(Stored items from a collection)

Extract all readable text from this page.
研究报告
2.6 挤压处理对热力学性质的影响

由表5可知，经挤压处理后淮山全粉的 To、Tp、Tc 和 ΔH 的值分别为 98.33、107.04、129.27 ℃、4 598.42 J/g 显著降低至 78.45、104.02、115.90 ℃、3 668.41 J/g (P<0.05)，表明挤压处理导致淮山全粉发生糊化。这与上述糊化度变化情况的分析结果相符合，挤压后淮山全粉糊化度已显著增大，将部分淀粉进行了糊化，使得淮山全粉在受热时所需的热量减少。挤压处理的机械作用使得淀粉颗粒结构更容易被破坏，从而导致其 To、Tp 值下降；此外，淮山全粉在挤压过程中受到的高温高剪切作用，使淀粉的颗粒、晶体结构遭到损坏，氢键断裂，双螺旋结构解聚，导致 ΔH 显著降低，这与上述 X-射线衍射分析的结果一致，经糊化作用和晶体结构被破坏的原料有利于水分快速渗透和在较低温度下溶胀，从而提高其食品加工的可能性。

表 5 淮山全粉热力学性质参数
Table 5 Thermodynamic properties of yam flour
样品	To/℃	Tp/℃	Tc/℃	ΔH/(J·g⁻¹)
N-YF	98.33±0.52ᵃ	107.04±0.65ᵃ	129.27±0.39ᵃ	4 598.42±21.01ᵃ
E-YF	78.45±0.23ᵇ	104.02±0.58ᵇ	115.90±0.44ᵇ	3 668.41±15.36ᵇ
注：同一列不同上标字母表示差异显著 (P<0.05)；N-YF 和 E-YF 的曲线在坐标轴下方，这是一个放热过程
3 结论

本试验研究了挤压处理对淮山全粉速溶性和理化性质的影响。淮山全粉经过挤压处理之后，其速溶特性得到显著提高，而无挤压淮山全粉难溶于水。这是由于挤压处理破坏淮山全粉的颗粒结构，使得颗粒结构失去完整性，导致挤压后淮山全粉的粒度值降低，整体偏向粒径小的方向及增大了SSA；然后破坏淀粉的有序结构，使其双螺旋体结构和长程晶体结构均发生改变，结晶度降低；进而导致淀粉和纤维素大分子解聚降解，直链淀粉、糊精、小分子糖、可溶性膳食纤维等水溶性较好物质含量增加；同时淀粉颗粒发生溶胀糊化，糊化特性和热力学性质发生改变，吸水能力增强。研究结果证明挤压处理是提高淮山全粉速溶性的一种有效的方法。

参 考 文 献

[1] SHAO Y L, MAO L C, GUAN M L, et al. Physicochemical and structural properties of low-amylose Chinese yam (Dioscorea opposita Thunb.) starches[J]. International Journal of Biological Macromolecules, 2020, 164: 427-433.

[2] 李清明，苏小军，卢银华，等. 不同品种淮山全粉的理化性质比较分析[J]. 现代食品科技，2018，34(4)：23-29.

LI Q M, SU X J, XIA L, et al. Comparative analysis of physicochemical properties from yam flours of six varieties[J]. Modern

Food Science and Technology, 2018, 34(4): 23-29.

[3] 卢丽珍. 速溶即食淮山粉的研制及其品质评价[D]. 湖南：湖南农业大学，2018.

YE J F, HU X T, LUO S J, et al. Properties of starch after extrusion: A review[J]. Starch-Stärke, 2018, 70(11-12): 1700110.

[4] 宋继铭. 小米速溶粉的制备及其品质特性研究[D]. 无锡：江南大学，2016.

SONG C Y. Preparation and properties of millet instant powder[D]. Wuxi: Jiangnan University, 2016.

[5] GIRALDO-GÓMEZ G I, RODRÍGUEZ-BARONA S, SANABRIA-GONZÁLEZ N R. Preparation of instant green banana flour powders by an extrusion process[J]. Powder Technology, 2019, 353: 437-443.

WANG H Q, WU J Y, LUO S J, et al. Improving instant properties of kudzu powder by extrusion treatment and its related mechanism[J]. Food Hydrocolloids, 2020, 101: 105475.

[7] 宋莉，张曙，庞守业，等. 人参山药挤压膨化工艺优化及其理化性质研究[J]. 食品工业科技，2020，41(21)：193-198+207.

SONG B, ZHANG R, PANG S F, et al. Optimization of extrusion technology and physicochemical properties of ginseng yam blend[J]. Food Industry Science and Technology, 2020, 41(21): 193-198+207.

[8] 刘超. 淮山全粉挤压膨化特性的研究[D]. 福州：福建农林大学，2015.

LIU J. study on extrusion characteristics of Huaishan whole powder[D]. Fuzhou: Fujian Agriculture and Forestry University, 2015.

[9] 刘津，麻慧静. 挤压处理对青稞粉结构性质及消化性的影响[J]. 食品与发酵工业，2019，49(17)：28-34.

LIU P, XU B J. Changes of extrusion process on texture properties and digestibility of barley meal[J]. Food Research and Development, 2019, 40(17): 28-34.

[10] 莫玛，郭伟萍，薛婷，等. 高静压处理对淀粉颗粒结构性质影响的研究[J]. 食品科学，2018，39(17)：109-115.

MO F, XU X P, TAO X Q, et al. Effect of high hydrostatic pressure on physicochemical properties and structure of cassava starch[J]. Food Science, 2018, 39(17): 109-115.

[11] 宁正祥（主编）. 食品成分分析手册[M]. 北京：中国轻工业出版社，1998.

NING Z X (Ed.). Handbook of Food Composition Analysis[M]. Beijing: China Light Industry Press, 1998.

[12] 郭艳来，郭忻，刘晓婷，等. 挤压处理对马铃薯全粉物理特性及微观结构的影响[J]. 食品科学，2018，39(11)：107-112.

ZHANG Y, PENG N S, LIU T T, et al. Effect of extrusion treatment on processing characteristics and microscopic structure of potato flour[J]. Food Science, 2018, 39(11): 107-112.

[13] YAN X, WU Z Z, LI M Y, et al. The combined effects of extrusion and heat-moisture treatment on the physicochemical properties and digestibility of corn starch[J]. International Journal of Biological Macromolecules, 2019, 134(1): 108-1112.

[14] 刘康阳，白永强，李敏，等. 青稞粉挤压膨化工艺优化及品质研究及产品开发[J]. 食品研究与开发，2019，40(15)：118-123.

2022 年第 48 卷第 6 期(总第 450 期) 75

- The exercise: Retype the material in full. Each word must match.

- Answer to this exercise:
Extract all readable text from this page.
研究报告
2.6 挤压处理对热力学性质的影响

由表5可知，经挤压处理后淮山全粉的 To、Tp、Tc 和 ΔH 的值分别为 98.33、107.04、129.27 ℃、4 598.42 J/g 显著降低至 78.45、104.02、115.90 ℃、3 668.41 J/g (P<0.05)，表明挤压处理导致淮山全粉发生糊化。这与上述糊化度变化情况的分析结果相符合，挤压后淮山全粉糊化度已显著增大，将部分淀粉进行了糊化，使得淮山全粉在受热时所需的热量减少。挤压处理的机械作用使得淀粉颗粒结构更容易被破坏，从而导致其 To、Tp 值下降；此外，淮山全粉在挤压过程中受到的高温高剪切作用，使淀粉的颗粒、晶体结构遭到损坏，氢键断裂，双螺旋结构解聚，导致 ΔH 显著降低，这与上述 X-射线衍射分析的结果一致，经糊化作用和晶体结构被破坏的原料有利于水分快速渗透和在较低温度下溶胀，从而提高其食品加工的可能性。

表 5 淮山全粉热力学性质参数
Table 5 Thermodynamic properties of yam flour
样品	To/℃	Tp/℃	Tc/℃	ΔH/(J·g⁻¹)
N-YF	98.33±0.52ᵃ	107.04±0.65ᵃ	129.27±0.39ᵃ	4 598.42±21.01ᵃ
E-YF	78.45±0.23ᵇ	104.02±0.58ᵇ	115.90±0.44ᵇ	3 668.41±15.36ᵇ
注：同一列不同上标字母表示差异显著 (P<0.05)；N-YF 和 E-YF 的曲线在坐标轴下方，这是一个放热过程
3 结论

本试验研究了挤压处理对淮山全粉速溶性和理化性质的影响。淮山全粉经过挤压处理之后，其速溶特性得到显著提高，而无挤压淮山全粉难溶于水。这是由于挤压处理破坏淮山全粉的颗粒结构，使得颗粒结构失去完整性，导致挤压后淮山全粉的粒度值降低，整体偏向粒径小的方向及增大了SSA；然后破坏淀粉的有序结构，使其双螺旋体结构和长程晶体结构均发生改变，结晶度降低；进而导致淀粉和纤维素大分子解聚降解，直链淀粉、糊精、小分子糖、可溶性膳食纤维等水溶性较好物质含量增加；同时淀粉颗粒发生溶胀糊化，糊化特性和热力学性质发生改变，吸水能力增强。研究结果证明挤压处理是提高淮山全粉速溶性的一种有效的方法。

参 考 文 献

[1] SHAO Y L, MAO L C, GUAN M L, et al. Physicochemical and structural properties of low-amylose Chinese yam (Dioscorea opposita Thunb.) starches[J]. International Journal of Biological Macromolecules, 2020, 164: 427-433.

[2] 李清明，苏小军，卢银华，等. 不同品种淮山全粉的理化性质比较分析[J]. 现代食品科技，2018，34(4)：23-29.

LI Q M, SU X J, XIA L, et al. Comparative analysis of physicochemical properties from yam flours of six varieties[J]. Modern

Food Science and Technology, 2018, 34(4): 23-29.

[3] 卢丽珍. 速溶即食淮山粉的研制及其品质评价[D]. 湖南：湖南农业大学，2018.

YE J F, HU X T, LUO S J, et al. Properties of starch after extrusion: A review[J]. Starch-Stärke, 2018, 70(11-12): 1700110.

[4] 宋继铭. 小米速溶粉的制备及其品质特性研究[D]. 无锡：江南大学，2016.

SONG C Y. Preparation and properties of millet instant powder[D]. Wuxi: Jiangnan University, 2016.

[5] GIRALDO-GÓMEZ G I, RODRÍGUEZ-BARONA S, SANABRIA-GONZÁLEZ N R. Preparation of instant green banana flour powders by an extrusion process[J]. Powder Technology, 2019, 353: 437-443.

WANG H Q, WU J Y, LUO S J, et al. Improving instant properties of kudzu powder by extrusion treatment and its related mechanism[J]. Food Hydrocolloids, 2020, 101: 105475.

[7] 宋莉，张曙，庞守业，等. 人参山药挤压膨化工艺优化及其理化性质研究[J]. 食品工业科技，2020，41(21)：193-198+207.

SONG B, ZHANG R, PANG S F, et al. Optimization of extrusion technology and physicochemical properties of ginseng yam blend[J]. Food Industry Science and Technology, 2020, 41(21): 193-198+207.

[8] 刘超. 淮山全粉挤压膨化特性的研究[D]. 福州：福建农林大学，2015.

LIU J. study on extrusion characteristics of Huaishan whole powder[D]. Fuzhou: Fujian Agriculture and Forestry University, 2015.

[9] 刘津，麻慧静. 挤压处理对青稞粉结构性质及消化性的影响[J]. 食品与发酵工业，2019，49(17)：28-34.

LIU P, XU B J. Changes of extrusion process on texture properties and digestibility of barley meal[J]. Food Research and Development, 2019, 40(17): 28-34.

[10] 莫玛，郭伟萍，薛婷，等. 高静压处理对淀粉颗粒结构性质影响的研究[J]. 食品科学，2018，39(17)：109-115.

MO F, XU X P, TAO X Q, et al. Effect of high hydrostatic pressure on physicochemical properties and structure of cassava starch[J]. Food Science, 2018, 39(17): 109-115.

[11] 宁正祥（主编）. 食品成分分析手册[M]. 北京：中国轻工业出版社，1998.

NING Z X (Ed.). Handbook of Food Composition Analysis[M]. Beijing: China Light Industry Press, 1998.

[12] 郭艳来，郭忻，刘晓婷，等. 挤压处理对马铃薯全粉物理特性及微观结构的影响[J]. 食品科学，2018，39(11)：107-112.

ZHANG Y, PENG N S, LIU T T, et al. Effect of extrusion treatment on processing characteristics and microscopic structure of potato flour[J]. Food Science, 2018, 39(11): 107-112.

[13] YAN X, WU Z Z, LI M Y, et al. The combined effects of extrusion and heat-moisture treatment on the physicochemical properties and digestibility of corn starch[J]. International Journal of Biological Macromolecules, 2019, 134(1): 108-1112.

[14] 刘康阳，白永强，李敏，等. 青稞粉挤压膨化工艺优化及品质研究及产品开发[J]. 食品研究与开发，2019，40(15)：118-123.

2022 年第 48 卷第 6 期(总第 450 期) 75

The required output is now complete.